» Brief
Copy each line that holds "legend".

Records from a collection of figures
## BEGIN
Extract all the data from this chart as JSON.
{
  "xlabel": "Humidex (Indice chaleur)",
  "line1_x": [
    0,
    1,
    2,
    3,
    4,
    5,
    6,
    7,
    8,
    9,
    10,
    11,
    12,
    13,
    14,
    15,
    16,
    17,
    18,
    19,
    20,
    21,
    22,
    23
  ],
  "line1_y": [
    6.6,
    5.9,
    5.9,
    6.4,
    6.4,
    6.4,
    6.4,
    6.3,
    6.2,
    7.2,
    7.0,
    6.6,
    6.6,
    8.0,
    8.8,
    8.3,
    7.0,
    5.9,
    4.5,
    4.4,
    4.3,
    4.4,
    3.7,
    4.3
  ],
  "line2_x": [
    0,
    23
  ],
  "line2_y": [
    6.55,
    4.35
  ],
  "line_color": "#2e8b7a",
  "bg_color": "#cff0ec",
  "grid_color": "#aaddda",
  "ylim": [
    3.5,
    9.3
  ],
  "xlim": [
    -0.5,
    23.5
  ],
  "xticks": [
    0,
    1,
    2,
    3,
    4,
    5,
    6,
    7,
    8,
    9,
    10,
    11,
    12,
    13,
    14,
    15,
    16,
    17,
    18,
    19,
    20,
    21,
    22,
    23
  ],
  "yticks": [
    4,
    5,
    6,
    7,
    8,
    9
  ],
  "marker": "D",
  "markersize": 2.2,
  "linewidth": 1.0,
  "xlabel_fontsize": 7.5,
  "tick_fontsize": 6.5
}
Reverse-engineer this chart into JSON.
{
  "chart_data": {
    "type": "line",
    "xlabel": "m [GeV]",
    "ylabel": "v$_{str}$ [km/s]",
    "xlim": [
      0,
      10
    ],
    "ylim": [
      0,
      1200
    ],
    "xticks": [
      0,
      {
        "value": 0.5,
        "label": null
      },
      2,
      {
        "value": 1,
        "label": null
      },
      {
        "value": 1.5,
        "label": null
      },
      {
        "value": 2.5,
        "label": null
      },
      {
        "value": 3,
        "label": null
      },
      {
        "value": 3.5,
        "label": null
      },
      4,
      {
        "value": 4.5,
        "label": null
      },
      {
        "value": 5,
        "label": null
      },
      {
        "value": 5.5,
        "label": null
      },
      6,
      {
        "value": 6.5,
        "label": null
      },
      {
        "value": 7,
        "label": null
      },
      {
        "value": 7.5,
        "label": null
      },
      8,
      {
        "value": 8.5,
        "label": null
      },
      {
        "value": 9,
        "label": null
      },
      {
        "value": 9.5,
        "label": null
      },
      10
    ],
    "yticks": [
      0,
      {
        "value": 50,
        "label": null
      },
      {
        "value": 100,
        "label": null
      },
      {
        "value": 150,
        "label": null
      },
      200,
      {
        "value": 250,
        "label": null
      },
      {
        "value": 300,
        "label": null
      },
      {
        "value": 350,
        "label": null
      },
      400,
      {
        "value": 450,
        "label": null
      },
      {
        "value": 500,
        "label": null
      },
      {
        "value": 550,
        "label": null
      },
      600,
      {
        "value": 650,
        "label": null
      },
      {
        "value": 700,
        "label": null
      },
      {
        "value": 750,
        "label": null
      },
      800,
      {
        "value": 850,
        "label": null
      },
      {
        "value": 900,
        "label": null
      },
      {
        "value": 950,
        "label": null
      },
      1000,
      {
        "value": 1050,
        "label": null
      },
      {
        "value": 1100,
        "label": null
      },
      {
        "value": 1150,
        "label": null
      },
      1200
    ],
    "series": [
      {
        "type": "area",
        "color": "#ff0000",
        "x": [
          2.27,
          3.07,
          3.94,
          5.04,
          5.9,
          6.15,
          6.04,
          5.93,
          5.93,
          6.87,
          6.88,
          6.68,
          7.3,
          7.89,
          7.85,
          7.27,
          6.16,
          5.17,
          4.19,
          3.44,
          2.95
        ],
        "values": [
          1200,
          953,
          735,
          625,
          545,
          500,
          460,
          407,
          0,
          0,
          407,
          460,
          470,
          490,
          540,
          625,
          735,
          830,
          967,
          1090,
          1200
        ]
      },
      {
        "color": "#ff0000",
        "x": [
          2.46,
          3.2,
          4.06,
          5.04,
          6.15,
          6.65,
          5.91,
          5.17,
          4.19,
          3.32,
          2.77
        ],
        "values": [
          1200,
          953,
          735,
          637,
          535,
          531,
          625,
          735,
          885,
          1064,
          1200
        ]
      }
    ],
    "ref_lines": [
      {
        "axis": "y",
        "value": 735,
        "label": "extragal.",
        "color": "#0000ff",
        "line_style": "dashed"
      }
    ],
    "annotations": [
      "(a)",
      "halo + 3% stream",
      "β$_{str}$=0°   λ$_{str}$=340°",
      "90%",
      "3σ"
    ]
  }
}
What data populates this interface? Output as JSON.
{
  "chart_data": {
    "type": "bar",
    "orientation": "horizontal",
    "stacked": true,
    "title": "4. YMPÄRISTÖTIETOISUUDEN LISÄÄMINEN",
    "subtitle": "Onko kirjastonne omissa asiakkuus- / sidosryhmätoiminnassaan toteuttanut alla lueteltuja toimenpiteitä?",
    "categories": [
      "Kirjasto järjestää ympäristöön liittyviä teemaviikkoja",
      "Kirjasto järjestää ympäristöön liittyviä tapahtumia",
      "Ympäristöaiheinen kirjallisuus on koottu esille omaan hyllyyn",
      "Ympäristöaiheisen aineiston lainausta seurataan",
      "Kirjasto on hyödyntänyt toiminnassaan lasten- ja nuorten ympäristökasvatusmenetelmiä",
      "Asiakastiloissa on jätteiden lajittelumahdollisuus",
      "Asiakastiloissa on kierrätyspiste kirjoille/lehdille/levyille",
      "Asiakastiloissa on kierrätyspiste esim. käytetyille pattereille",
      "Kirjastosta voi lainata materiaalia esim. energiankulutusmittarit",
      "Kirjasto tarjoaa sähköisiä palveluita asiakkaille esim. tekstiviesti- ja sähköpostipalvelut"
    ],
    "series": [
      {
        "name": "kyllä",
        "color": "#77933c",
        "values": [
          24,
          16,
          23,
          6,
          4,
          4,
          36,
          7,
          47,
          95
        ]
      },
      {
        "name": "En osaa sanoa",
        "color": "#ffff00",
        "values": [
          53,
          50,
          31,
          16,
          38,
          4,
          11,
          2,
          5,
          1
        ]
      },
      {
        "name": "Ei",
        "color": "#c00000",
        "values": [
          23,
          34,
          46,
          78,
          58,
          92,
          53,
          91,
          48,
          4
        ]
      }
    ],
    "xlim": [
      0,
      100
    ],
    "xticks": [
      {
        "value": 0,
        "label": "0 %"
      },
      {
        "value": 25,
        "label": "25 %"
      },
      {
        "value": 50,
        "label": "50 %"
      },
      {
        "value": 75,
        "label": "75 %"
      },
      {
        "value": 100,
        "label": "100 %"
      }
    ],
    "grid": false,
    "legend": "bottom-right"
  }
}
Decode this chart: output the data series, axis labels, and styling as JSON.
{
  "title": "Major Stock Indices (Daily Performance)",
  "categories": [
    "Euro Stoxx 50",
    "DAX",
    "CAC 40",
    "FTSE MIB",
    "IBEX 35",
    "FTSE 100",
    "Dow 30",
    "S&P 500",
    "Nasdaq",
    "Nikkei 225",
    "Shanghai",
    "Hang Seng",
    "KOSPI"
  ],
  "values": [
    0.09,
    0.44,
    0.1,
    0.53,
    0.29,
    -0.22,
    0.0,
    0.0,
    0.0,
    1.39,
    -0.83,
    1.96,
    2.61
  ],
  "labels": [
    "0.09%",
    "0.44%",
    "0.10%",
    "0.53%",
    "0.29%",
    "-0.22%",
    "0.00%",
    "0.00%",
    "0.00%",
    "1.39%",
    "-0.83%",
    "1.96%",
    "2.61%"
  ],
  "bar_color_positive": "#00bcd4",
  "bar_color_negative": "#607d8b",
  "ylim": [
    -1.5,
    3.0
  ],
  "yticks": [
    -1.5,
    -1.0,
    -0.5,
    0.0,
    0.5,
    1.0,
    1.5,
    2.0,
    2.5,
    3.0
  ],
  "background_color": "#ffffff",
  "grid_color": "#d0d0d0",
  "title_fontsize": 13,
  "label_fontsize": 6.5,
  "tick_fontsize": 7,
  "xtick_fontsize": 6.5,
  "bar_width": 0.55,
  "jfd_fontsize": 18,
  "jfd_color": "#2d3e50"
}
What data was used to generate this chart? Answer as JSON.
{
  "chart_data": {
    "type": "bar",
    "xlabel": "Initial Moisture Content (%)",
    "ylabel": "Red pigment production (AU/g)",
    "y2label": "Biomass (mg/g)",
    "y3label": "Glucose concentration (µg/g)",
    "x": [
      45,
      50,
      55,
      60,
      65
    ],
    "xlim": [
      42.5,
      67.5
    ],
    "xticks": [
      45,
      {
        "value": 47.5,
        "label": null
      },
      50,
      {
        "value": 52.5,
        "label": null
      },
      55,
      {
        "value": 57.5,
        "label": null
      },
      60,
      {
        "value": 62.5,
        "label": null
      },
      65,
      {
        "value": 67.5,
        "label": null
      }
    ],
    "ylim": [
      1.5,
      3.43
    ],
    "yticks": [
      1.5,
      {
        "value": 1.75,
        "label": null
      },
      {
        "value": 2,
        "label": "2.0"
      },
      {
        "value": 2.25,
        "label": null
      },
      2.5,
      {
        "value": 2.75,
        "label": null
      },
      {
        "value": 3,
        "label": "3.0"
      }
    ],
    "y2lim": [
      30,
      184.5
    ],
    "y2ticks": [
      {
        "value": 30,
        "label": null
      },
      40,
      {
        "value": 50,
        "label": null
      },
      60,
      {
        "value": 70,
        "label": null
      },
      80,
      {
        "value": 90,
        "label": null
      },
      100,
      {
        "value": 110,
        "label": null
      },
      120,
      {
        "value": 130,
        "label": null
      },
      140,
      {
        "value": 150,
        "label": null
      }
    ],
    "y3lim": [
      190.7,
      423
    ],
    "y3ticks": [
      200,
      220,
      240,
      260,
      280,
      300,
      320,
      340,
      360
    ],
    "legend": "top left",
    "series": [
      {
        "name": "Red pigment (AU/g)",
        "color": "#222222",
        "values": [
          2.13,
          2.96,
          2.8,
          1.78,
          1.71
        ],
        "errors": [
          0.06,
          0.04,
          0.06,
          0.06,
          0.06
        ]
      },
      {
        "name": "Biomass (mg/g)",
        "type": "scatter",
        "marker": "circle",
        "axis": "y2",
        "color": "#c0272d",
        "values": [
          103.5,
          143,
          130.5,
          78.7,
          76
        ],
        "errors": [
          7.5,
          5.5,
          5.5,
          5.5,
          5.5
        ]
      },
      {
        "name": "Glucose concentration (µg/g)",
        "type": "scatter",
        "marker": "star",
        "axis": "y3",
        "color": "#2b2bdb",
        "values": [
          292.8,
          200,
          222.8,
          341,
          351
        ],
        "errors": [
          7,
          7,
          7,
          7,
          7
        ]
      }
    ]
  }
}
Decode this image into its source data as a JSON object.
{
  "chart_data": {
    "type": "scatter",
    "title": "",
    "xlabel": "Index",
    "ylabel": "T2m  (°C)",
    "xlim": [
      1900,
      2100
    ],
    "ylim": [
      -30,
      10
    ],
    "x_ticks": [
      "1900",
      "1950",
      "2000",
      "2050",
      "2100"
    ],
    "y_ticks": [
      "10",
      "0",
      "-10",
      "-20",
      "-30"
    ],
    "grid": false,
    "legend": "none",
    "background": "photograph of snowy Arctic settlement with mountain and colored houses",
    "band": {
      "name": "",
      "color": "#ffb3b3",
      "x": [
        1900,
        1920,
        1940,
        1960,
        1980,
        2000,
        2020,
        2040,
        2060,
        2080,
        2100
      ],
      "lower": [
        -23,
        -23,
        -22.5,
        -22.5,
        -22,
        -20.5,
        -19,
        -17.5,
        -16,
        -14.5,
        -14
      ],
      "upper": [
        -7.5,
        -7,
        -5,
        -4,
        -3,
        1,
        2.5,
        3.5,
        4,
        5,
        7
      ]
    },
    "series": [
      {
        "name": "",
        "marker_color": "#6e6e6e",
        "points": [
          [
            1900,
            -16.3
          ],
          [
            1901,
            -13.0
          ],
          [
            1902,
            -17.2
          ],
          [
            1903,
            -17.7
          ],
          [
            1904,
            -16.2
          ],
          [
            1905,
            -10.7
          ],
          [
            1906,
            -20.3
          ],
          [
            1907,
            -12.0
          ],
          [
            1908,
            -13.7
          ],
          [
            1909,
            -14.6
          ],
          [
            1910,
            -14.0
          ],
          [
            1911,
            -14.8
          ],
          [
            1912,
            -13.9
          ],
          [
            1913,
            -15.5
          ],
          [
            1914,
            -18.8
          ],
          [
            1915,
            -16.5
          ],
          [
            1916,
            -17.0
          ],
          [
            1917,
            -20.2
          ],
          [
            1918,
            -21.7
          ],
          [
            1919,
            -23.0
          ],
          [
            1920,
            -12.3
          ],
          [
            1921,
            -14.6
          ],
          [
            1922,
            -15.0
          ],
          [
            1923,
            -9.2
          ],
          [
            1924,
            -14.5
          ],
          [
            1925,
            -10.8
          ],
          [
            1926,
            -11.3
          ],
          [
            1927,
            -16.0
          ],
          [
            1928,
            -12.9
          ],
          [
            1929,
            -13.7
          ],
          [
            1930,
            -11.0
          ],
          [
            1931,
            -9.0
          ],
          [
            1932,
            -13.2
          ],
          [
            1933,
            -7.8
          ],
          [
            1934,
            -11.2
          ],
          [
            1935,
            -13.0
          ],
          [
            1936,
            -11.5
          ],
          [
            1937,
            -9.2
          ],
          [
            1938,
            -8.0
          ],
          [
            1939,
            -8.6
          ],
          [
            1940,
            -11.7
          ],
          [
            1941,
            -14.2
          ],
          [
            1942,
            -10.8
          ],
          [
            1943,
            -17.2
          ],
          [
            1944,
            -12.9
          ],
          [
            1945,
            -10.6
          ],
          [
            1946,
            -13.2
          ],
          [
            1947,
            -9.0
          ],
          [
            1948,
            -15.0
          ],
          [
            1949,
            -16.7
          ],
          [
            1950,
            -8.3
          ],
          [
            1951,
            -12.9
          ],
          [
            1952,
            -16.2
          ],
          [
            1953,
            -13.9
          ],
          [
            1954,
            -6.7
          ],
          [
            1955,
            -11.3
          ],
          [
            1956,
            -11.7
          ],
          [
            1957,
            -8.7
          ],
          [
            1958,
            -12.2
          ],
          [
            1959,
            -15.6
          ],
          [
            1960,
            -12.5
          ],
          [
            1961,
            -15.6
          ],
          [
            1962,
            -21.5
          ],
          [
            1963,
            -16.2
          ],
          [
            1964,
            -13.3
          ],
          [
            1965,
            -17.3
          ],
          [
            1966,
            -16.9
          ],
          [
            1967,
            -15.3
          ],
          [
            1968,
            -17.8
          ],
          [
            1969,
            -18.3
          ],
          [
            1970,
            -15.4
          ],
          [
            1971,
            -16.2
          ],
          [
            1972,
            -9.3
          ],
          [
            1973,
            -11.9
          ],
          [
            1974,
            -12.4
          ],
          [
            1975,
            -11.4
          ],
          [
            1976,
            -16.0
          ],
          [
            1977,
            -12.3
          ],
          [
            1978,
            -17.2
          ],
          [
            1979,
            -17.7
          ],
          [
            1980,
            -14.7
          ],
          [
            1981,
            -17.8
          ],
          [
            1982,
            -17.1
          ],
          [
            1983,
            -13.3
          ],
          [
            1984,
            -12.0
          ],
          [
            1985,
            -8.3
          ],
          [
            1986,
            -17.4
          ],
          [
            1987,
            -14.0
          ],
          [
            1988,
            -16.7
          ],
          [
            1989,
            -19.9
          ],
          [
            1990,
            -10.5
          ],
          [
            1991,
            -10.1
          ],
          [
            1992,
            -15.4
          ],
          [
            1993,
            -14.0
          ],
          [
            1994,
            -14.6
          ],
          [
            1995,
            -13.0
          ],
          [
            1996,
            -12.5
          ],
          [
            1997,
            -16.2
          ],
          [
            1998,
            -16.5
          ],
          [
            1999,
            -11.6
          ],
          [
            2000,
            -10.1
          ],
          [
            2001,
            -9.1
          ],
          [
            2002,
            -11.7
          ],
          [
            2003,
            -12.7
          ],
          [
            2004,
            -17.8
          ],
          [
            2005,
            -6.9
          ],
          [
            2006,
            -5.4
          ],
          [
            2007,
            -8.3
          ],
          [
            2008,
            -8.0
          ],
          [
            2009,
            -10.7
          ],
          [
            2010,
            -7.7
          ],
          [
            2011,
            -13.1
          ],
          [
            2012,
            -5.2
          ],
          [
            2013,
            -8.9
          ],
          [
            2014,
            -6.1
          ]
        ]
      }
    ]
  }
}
## END
» Output for this task
    "legend": "bottom-right"
    "legend": "top left",
    "legend": "none",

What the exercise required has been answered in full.